**ROWS:**
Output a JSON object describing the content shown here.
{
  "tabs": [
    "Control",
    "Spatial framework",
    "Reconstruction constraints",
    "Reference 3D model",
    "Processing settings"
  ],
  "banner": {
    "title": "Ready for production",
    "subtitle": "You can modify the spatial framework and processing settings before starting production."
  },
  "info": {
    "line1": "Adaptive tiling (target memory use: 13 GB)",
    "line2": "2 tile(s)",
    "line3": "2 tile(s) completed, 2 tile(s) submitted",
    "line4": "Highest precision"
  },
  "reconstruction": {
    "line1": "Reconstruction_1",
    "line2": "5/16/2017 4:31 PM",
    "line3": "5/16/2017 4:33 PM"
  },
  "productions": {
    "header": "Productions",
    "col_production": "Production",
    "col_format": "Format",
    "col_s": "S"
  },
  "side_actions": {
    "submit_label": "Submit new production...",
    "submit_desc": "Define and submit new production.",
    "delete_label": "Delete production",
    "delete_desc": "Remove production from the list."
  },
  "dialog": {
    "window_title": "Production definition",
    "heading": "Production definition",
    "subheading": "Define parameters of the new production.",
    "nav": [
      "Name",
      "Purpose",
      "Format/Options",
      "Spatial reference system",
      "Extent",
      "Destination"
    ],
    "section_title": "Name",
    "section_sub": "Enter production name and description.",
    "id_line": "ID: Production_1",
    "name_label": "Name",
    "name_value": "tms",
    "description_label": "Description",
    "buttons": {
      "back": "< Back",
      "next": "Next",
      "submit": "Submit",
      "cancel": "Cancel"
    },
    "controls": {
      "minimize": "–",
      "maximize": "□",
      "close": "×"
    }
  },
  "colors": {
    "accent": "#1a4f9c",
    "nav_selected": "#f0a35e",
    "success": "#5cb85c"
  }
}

**TASK OBJECTIVE:** Copy every line from the entries that contains the word "settings".

**RESULT OF THE EXERCISE:**
    "Processing settings"
    "subtitle": "You can modify the spatial framework and processing settings before starting production."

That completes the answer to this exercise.